**EXERCISE PROMPT**
Extract each line holding the word "コンテキスト" from the entries.

**DATA RECORDS**

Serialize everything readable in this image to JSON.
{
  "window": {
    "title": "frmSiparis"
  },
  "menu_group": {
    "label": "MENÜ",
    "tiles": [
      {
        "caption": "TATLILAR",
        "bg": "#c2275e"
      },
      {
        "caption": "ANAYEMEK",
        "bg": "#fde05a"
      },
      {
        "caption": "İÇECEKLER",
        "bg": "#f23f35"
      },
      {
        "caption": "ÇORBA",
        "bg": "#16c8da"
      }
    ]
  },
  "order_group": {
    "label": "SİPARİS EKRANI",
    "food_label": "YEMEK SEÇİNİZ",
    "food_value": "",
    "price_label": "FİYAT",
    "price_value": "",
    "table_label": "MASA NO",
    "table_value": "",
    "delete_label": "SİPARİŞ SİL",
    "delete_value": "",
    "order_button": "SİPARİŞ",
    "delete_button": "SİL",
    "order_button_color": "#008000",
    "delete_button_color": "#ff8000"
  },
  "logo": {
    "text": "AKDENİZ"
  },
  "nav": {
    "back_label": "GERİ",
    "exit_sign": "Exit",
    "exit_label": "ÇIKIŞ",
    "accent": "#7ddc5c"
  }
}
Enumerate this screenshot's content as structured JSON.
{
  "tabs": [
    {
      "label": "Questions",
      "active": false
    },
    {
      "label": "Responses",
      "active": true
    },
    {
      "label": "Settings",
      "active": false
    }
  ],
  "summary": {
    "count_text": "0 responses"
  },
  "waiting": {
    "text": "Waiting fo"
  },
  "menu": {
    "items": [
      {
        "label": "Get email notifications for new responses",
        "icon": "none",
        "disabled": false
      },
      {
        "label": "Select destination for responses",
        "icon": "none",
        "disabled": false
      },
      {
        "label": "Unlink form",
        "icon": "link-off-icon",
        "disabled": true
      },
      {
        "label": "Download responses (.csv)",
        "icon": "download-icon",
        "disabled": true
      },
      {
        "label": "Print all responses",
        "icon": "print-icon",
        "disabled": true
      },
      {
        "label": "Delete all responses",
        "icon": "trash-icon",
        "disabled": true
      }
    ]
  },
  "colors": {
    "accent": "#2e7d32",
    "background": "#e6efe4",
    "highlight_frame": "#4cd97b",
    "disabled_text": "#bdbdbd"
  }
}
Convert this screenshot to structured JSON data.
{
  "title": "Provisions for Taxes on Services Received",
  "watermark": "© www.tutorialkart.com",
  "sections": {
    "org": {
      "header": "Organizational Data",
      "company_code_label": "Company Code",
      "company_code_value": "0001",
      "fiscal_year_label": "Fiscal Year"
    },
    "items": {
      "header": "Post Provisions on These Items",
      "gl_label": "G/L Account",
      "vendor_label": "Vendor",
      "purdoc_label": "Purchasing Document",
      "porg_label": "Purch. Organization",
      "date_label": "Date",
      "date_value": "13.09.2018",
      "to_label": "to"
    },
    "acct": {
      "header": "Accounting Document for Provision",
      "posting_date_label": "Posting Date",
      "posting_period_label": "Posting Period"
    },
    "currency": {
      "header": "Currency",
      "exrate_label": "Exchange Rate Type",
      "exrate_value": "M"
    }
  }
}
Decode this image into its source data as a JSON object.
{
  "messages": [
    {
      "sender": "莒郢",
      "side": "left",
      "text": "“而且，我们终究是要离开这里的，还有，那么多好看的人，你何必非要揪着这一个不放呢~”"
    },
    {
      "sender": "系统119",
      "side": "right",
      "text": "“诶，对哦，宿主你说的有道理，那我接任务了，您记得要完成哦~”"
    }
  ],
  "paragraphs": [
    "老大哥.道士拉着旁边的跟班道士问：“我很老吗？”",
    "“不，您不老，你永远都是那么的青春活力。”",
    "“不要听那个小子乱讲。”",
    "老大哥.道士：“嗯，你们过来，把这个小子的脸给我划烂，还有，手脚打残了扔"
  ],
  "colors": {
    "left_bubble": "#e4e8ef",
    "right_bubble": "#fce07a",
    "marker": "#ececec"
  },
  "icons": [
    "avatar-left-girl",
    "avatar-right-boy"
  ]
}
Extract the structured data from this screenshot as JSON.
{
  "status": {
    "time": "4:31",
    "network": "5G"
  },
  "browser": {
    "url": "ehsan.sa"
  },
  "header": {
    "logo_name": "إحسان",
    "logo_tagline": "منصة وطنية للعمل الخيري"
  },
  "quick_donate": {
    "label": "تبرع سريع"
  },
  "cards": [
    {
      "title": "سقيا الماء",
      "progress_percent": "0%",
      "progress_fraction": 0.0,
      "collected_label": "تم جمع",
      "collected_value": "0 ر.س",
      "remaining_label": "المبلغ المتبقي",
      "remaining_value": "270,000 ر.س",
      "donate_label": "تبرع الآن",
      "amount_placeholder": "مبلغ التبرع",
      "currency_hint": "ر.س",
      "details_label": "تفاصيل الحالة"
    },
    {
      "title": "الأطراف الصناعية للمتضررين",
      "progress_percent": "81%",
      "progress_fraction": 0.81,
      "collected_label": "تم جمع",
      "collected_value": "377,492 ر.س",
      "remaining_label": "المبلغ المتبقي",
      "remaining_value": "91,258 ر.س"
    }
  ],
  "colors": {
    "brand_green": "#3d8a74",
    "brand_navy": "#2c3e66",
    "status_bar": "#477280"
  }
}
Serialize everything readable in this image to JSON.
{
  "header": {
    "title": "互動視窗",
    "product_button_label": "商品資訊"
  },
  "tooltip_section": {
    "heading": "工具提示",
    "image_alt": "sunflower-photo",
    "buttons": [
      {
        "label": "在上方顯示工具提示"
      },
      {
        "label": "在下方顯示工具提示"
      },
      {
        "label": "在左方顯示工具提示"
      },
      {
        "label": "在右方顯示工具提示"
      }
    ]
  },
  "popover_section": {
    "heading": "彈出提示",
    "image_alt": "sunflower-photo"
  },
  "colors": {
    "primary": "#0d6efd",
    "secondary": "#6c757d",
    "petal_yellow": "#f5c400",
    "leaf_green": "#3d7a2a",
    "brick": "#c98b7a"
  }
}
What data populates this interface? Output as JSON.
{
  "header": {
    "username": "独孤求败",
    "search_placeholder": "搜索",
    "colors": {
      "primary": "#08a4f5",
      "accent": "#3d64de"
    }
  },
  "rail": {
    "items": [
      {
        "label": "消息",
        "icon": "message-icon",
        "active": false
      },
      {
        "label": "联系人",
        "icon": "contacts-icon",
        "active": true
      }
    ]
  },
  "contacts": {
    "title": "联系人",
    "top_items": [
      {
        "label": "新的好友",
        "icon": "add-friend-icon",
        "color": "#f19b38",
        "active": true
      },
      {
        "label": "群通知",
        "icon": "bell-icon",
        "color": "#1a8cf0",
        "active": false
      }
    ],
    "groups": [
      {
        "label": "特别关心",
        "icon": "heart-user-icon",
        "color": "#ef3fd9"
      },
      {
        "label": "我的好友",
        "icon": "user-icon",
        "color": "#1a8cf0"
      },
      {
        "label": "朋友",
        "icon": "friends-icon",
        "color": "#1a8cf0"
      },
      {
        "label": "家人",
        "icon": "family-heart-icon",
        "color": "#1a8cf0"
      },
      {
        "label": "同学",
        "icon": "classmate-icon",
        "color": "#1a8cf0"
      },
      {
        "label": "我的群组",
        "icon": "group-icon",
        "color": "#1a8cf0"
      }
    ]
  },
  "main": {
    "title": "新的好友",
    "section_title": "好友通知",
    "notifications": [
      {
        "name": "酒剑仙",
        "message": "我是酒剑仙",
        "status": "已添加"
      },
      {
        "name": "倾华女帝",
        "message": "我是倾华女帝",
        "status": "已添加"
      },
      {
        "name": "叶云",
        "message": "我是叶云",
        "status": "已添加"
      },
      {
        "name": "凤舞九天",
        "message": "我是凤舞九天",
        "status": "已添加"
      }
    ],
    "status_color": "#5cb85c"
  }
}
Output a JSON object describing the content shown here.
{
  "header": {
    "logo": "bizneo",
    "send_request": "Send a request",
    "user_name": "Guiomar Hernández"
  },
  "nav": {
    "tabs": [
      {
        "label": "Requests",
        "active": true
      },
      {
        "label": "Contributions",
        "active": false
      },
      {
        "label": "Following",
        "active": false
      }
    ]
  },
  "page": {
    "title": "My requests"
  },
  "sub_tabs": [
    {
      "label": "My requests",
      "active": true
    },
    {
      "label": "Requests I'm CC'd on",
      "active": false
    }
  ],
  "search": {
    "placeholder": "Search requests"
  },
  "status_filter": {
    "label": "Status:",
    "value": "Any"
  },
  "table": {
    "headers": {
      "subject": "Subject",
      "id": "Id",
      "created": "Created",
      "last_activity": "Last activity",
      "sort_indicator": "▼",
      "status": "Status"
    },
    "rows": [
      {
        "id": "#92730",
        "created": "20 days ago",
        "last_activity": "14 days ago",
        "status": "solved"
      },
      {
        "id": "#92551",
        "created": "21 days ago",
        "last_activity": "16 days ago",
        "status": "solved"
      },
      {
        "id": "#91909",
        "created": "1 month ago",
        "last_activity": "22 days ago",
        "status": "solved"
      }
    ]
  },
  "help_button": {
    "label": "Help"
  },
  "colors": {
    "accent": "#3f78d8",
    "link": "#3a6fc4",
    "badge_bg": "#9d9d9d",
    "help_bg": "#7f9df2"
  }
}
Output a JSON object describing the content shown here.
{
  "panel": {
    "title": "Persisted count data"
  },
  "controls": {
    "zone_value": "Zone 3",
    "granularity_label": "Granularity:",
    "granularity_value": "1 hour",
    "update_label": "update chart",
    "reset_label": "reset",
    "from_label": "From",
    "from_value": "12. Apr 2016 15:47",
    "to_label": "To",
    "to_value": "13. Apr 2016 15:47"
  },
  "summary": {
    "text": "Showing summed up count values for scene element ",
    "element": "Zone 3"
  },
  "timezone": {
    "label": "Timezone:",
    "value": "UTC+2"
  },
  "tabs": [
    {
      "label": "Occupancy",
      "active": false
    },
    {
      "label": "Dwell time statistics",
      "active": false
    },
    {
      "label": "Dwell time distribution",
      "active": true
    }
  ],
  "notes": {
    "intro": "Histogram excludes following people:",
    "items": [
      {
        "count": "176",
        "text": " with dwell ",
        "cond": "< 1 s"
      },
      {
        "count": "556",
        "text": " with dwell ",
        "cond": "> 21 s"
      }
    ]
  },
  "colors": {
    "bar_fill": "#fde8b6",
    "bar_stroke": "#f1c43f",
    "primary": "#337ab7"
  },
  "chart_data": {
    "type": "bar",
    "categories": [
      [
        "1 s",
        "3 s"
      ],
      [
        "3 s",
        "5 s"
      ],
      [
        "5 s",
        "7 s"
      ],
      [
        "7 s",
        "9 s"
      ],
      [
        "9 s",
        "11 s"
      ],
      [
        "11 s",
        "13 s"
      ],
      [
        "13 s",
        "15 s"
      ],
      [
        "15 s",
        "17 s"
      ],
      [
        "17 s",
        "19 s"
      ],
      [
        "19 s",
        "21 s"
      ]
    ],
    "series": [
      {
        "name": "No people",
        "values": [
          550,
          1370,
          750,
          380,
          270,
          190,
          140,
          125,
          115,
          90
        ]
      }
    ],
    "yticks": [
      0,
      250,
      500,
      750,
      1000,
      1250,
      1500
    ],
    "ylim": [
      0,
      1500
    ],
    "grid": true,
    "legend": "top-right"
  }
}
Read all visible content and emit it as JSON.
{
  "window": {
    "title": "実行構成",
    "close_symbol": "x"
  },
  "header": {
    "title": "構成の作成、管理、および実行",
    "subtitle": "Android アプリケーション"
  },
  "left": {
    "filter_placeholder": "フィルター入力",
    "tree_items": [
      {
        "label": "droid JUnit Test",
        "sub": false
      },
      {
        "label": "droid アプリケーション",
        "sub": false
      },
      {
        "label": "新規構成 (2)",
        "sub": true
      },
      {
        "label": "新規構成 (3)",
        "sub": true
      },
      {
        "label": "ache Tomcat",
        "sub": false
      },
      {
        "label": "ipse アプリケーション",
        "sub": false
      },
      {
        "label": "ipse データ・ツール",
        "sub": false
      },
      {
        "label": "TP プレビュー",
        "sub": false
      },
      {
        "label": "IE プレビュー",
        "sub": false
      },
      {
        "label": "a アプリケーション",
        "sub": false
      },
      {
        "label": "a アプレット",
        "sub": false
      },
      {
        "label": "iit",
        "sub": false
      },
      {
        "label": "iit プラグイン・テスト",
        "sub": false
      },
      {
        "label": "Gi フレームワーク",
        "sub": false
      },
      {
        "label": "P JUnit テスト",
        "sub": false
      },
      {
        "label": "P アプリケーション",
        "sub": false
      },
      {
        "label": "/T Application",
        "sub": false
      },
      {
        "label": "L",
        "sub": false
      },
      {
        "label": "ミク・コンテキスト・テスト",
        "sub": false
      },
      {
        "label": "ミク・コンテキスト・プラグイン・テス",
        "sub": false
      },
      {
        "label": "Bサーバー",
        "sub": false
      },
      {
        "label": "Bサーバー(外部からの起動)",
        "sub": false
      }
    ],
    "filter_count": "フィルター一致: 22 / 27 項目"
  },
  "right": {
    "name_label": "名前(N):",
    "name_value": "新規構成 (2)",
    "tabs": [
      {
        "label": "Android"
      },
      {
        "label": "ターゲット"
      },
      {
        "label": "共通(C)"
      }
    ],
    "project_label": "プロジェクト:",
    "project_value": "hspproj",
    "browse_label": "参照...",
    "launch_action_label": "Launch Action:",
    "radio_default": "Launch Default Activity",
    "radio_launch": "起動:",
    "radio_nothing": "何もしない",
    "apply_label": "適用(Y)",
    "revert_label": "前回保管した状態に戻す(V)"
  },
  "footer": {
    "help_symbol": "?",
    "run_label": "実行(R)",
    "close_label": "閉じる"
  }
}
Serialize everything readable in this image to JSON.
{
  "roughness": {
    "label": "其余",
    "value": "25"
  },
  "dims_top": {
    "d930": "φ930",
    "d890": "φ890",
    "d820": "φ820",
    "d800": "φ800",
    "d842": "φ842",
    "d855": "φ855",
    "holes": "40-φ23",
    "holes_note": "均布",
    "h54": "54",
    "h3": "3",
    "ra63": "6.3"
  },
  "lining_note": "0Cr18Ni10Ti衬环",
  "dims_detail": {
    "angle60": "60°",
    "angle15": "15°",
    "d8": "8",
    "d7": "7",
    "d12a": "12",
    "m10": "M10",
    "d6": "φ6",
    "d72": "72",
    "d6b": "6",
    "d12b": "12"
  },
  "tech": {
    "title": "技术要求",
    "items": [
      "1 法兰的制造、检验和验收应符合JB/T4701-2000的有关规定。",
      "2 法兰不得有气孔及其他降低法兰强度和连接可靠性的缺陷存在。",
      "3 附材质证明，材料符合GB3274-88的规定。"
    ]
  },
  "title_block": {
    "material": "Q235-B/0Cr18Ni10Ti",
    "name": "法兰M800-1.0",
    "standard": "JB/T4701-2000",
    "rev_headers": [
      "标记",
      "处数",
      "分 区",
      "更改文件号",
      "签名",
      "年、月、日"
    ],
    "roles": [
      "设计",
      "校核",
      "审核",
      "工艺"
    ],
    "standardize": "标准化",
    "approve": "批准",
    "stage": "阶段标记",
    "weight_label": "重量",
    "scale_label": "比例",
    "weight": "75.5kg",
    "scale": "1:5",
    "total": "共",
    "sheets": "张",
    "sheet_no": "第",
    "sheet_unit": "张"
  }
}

**ANSWER TO THIS EXERCISE**
        "label": "ミク・コンテキスト・テスト",
        "label": "ミク・コンテキスト・プラグイン・テス",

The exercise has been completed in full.